* _Do this_:
Echo the bass guitar review word for word.

* _Text excerpt_:

###

We were very impressed with the Jake L4A we covered recently, but this bass is quite different in terms of design, pickups and general layout. Singlecut body shapes are always divisive, we find, and as the bass is a five-string there is some extra timber to consider when sizing up its weight and balance. So what exactly do we get for £2499? 


There’s no denying that the Sputnik looks very impressive. Its warm-coloured imbuia timber top and ash core work very well, and the matching headstock rounds off the visuals nicely. The choice of timbers also helps to make the singlecut design look far more effective, to this reviewer at least. The timber figuring, along with the gold hardware and matching pickup covers, really catches the eye. 

Both the body and neck have had a matte finish applied, which gives the bass a nicely organic feel. The rounded curves of the body add comfort, while the rear contouring allows the bass to sit against the player’s body. The heel joint where the neck meets the body is very well sculpted, improving the level of playability. 

The sizeable headstock is embellished with an inlaid abalone logo and gold Schaller machine heads fitted with cocobolo tuning pegs. The pau ferro fingerboard has no position markers, but there are white side dots along the side of the five-piece laminate maple neck. The neck profile fits the player’s hand very well, and with 18mm string spacing at the bridge, the neck is easily navigated without any feeling of the strings being cramped together. ‘Elegant’ is the word that springs to mind. 

All of the hardware feels sturdy and solid; the machine heads turn smoothly, as do the five controls, which are volume, pickup pan and three-band EQ. Each pickup has its own series/single-coil/ parallel switch, while the volume control offers push/pull operation for active and passive modes. The treble control acts as a passive tone control in passive mode. 


Initial impressions are good, although the instrument is noticeably headstock heavy; this is rectified to some degree once it is placed on a strap. Acoustically the tone is woody, as one would expect, and as the bass is of through-neck construction its sustain is clearly apparent from the start. You can easily detect the resonance by simply holding the instrument against your body and plucking the strings.

###

* _Extracted material_:

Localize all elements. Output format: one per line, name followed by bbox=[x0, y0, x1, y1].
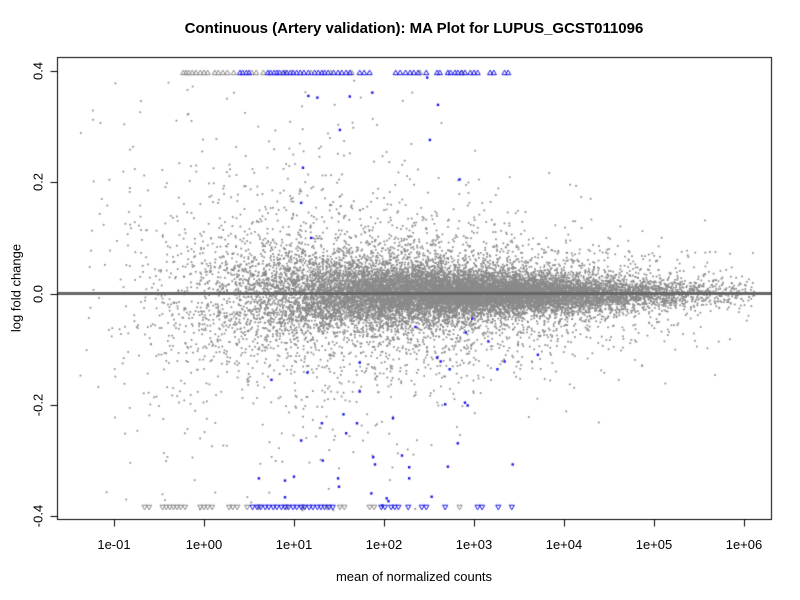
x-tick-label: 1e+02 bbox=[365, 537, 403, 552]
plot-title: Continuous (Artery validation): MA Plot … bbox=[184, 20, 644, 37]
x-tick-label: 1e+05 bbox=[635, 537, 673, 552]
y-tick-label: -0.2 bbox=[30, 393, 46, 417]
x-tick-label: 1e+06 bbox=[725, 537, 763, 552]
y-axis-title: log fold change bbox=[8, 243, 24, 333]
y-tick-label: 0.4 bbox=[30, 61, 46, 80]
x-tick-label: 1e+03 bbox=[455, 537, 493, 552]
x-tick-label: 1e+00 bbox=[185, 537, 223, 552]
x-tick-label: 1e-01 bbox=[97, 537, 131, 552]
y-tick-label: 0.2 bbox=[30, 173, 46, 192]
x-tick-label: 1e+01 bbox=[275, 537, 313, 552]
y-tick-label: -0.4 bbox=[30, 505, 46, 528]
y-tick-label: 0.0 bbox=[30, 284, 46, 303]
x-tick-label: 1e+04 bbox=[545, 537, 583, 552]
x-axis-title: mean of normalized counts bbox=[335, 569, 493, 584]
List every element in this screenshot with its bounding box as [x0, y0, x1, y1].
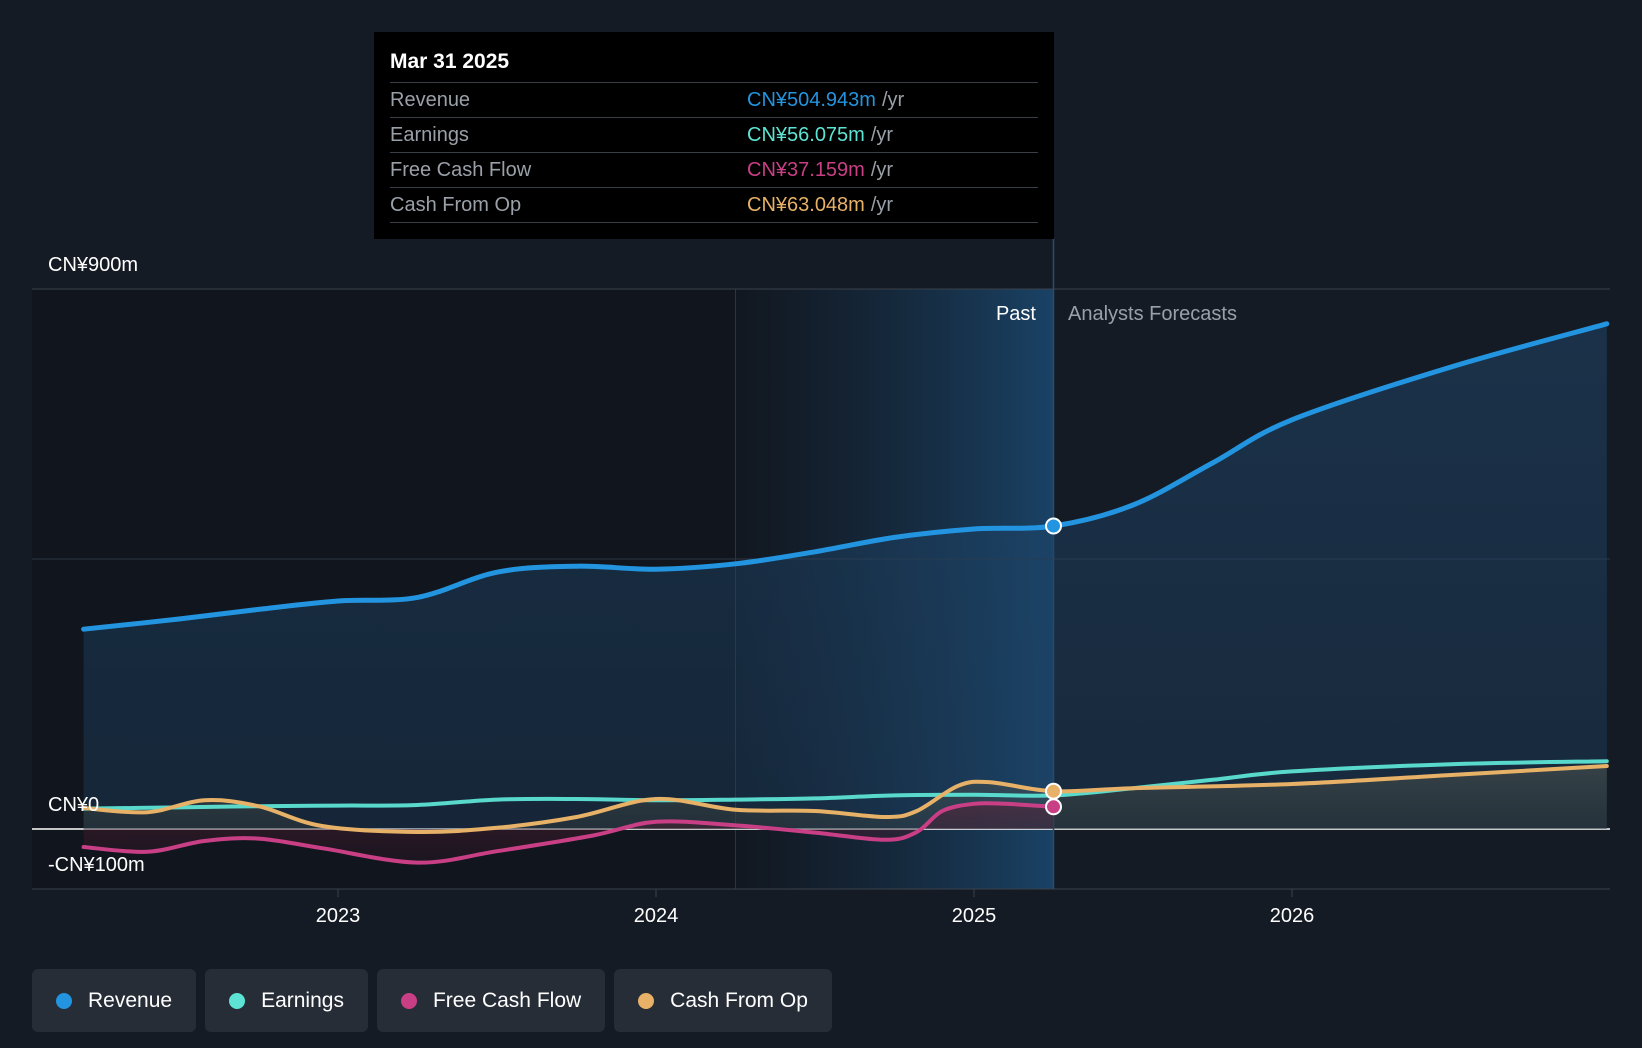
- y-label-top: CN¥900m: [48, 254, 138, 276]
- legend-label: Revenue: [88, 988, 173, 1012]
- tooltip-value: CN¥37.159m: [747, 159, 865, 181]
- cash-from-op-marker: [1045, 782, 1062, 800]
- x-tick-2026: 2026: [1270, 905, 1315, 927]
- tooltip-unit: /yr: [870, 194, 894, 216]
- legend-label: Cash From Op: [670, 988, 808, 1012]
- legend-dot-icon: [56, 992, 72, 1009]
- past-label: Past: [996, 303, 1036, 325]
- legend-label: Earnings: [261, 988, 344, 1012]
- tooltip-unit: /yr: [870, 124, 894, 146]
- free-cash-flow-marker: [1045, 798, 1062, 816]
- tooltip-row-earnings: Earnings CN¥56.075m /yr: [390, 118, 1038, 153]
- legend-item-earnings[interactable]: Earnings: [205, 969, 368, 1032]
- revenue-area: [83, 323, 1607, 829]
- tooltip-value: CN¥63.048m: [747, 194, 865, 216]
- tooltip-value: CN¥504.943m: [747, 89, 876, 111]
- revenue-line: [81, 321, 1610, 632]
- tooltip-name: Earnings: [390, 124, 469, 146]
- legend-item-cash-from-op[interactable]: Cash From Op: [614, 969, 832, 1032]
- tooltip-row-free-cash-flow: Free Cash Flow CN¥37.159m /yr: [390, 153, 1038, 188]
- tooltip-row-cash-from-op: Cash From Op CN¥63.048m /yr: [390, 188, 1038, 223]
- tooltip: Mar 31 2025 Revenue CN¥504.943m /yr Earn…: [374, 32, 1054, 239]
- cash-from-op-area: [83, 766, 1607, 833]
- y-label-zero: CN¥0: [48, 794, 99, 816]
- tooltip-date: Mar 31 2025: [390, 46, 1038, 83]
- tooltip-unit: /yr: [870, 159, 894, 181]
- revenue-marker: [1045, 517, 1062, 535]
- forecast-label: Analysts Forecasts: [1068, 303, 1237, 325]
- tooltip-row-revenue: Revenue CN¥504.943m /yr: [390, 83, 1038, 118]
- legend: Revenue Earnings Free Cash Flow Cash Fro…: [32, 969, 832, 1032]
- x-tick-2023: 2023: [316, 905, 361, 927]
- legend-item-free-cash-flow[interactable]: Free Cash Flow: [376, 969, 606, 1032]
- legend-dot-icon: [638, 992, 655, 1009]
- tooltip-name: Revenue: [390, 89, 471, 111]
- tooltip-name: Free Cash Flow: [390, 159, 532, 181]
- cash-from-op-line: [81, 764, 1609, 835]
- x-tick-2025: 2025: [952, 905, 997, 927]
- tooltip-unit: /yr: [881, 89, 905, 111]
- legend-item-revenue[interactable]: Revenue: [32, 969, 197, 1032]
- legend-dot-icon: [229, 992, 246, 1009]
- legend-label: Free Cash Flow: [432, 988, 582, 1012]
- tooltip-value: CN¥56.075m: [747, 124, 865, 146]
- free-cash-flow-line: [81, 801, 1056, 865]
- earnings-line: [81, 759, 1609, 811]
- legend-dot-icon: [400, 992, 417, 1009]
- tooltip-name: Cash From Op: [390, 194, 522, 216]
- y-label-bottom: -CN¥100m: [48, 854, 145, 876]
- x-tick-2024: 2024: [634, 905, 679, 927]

###

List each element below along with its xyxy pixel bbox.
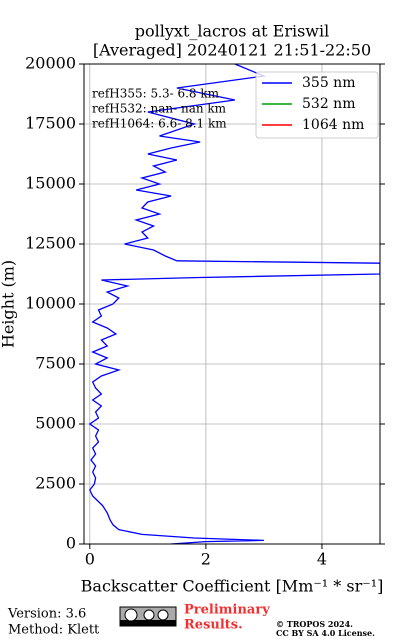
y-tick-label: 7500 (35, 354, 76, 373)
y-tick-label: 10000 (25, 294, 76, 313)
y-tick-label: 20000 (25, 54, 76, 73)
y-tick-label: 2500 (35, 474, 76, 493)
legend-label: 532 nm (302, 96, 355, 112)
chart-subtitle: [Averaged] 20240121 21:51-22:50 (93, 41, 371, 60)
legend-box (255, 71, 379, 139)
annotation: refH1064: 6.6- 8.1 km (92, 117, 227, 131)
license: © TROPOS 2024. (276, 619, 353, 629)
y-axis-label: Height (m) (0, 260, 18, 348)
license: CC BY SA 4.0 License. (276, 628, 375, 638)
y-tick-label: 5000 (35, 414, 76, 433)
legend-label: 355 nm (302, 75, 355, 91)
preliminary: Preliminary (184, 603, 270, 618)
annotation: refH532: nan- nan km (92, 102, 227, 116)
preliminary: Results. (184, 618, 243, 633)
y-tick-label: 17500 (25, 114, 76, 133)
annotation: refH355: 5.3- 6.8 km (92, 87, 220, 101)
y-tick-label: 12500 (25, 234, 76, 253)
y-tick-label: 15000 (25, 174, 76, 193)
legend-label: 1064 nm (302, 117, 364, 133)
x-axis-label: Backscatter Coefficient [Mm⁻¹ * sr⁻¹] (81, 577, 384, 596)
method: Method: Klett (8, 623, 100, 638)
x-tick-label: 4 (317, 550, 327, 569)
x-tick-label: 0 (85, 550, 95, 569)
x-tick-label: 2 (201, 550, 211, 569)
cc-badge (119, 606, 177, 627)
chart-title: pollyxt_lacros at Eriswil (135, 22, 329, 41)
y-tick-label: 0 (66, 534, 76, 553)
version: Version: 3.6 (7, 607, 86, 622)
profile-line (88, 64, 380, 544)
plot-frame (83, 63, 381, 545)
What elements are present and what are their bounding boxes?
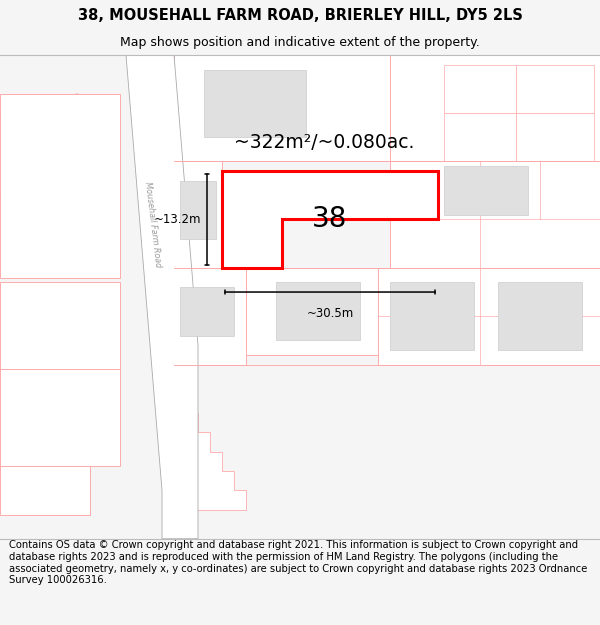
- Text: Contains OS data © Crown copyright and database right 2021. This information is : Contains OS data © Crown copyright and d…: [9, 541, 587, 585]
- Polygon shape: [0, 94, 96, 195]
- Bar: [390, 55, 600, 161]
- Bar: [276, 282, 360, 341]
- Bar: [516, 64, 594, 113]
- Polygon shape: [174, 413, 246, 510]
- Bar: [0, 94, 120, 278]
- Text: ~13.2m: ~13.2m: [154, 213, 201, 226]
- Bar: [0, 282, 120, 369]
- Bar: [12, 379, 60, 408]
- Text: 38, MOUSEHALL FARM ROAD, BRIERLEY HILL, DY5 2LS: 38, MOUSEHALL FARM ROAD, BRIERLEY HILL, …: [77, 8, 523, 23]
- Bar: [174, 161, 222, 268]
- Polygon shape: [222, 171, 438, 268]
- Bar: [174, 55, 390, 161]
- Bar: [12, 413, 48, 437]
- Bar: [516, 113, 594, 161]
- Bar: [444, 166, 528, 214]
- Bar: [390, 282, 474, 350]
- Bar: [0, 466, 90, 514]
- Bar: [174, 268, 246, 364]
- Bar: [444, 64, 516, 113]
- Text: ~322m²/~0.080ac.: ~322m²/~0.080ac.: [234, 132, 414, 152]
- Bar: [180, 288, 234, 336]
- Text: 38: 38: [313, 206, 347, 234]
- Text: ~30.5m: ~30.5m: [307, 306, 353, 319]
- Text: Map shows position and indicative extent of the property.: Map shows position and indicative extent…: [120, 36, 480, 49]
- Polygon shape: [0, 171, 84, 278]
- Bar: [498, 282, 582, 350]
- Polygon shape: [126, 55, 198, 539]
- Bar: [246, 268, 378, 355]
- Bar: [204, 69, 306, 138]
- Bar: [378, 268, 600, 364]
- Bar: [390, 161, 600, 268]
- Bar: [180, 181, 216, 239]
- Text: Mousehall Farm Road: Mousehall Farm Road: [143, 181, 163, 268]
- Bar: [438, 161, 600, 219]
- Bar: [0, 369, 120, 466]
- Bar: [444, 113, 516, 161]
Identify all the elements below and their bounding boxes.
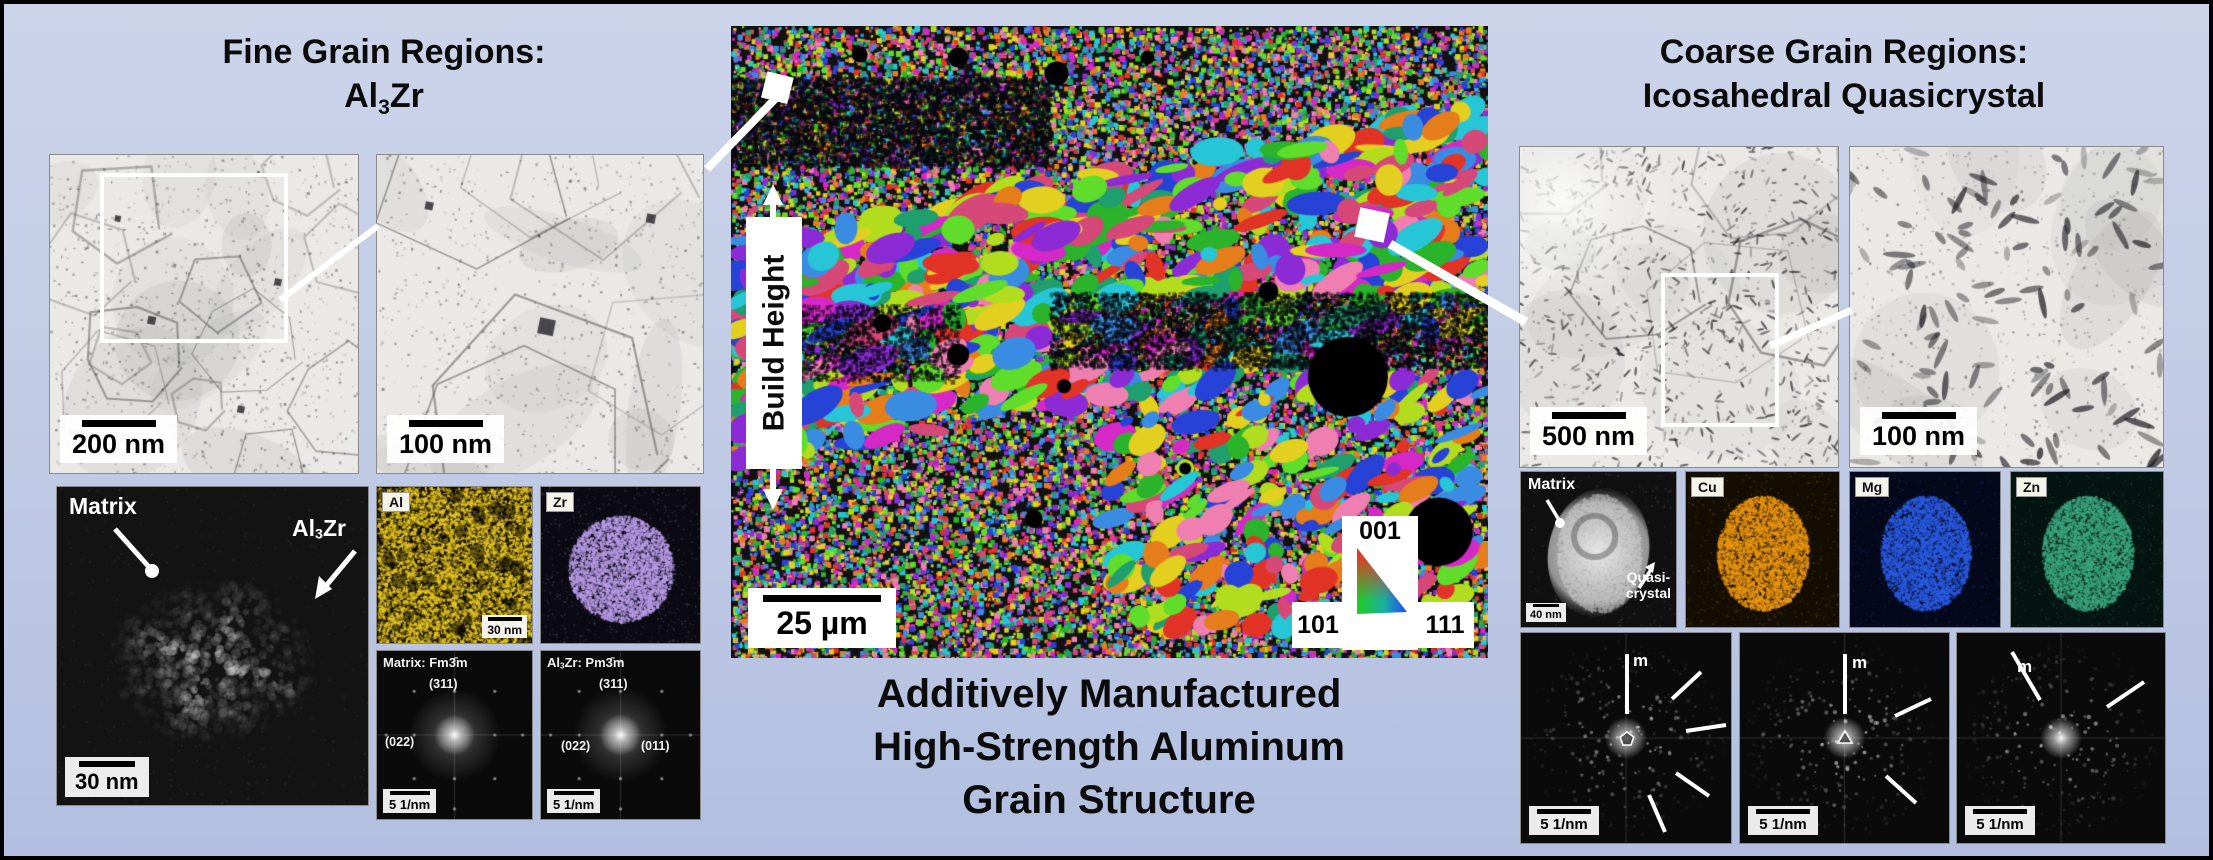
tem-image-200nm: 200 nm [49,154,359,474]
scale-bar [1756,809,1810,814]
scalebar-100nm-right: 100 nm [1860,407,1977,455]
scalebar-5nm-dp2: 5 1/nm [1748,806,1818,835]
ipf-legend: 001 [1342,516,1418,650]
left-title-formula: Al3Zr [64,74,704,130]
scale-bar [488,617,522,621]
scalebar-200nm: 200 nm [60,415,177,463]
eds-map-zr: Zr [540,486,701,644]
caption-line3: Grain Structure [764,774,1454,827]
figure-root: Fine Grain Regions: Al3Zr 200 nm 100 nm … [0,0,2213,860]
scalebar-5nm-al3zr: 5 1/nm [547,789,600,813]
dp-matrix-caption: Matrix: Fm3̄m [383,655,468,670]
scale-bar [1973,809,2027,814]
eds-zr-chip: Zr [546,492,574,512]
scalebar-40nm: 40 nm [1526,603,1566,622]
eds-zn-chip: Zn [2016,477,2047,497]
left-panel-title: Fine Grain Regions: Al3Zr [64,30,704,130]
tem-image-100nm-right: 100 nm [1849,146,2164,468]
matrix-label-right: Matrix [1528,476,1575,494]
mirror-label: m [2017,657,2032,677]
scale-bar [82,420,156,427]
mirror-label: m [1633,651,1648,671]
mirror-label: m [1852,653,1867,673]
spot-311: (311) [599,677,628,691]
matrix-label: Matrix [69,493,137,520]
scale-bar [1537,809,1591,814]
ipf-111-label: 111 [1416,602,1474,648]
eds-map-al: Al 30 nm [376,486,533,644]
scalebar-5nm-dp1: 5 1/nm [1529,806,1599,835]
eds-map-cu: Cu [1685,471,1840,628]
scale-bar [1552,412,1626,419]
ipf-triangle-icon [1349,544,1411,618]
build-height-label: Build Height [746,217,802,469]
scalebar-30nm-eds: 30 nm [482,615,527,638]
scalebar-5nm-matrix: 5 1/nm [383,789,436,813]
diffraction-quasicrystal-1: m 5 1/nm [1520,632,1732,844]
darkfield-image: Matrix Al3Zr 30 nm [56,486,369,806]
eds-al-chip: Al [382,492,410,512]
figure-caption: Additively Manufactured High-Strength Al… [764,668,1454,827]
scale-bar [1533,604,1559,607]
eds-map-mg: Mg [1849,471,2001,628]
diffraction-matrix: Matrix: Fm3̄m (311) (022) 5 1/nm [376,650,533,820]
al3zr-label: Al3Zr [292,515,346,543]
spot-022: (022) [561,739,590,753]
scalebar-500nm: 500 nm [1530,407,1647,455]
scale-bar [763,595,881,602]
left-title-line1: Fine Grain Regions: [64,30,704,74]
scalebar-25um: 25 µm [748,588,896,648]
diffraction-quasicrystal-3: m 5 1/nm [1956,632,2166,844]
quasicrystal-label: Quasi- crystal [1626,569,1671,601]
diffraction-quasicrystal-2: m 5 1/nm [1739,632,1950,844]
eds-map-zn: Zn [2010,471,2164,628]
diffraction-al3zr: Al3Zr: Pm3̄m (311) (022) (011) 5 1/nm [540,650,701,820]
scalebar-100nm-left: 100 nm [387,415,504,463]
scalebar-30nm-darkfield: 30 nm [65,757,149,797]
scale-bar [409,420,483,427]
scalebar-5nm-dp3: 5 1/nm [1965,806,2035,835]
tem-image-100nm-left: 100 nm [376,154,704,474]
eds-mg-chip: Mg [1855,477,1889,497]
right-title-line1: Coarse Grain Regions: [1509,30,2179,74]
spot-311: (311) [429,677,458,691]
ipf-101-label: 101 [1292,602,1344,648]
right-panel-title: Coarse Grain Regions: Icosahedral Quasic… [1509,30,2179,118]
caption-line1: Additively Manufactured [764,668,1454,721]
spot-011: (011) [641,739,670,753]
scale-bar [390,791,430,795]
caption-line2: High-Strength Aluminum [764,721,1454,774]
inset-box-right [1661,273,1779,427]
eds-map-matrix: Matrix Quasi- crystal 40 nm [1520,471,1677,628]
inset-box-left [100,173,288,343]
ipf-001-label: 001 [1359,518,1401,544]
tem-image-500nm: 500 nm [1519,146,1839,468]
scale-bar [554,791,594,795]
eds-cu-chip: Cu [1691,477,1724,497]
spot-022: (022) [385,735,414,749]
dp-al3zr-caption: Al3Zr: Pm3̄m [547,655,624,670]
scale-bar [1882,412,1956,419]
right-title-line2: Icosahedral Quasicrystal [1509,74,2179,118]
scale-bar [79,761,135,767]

###

* _Answer to the problem_:
We were very impressed with the Jake L4A we covered recently, but this bass is quite different in terms of design, pickups and general layout. Singlecut body shapes are always divisive, we find, and as the bass is a five-string there is some extra timber to consider when sizing up its weight and balance. So what exactly do we get for £2499? 


There’s no denying that the Sputnik looks very impressive. Its warm-coloured imbuia timber top and ash core work very well, and the matching headstock rounds off the visuals nicely. The choice of timbers also helps to make the singlecut design look far more effective, to this reviewer at least. The timber figuring, along with the gold hardware and matching pickup covers, really catches the eye. 

Both the body and neck have had a matte finish applied, which gives the bass a nicely organic feel. The rounded curves of the body add comfort, while the rear contouring allows the bass to sit against the player’s body. The heel joint where the neck meets the body is very well sculpted, improving the level of playability. 

The sizeable headstock is embellished with an inlaid abalone logo and gold Schaller machine heads fitted with cocobolo tuning pegs. The pau ferro fingerboard has no position markers, but there are white side dots along the side of the five-piece laminate maple neck. The neck profile fits the player’s hand very well, and with 18mm string spacing at the bridge, the neck is easily navigated without any feeling of the strings being cramped together. ‘Elegant’ is the word that springs to mind. 

All of the hardware feels sturdy and solid; the machine heads turn smoothly, as do the five controls, which are volume, pickup pan and three-band EQ. Each pickup has its own series/single-coil/ parallel switch, while the volume control offers push/pull operation for active and passive modes. The treble control acts as a passive tone control in passive mode. 


Initial impressions are good, although the instrument is noticeably headstock heavy; this is rectified to some degree once it is placed on a strap. Acoustically the tone is woody, as one would expect, and as the bass is of through-neck construction its sustain is clearly apparent from the start. You can easily detect the resonance by simply holding the instrument against your body and plucking the strings.